» OBJECTIVE:
Go through the entries below and collect each line with the string "Czyszczenie" in it.

» DATA EXCERPTS:

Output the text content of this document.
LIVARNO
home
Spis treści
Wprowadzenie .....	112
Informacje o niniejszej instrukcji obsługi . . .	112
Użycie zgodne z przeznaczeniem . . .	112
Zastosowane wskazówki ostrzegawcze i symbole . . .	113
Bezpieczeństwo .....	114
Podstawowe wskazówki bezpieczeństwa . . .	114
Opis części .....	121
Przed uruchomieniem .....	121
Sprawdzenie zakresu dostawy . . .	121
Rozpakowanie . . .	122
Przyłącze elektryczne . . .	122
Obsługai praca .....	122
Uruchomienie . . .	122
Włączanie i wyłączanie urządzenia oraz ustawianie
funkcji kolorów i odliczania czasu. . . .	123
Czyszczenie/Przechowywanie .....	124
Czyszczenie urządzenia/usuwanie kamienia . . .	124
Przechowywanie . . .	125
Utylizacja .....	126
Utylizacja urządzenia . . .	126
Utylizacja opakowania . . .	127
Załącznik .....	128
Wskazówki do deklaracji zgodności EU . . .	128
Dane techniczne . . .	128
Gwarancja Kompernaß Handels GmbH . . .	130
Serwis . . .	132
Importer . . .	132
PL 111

» ANSWER BELOW:
Czyszczenie/Przechowywanie .....	124
Czyszczenie urządzenia/usuwanie kamienia . . .	124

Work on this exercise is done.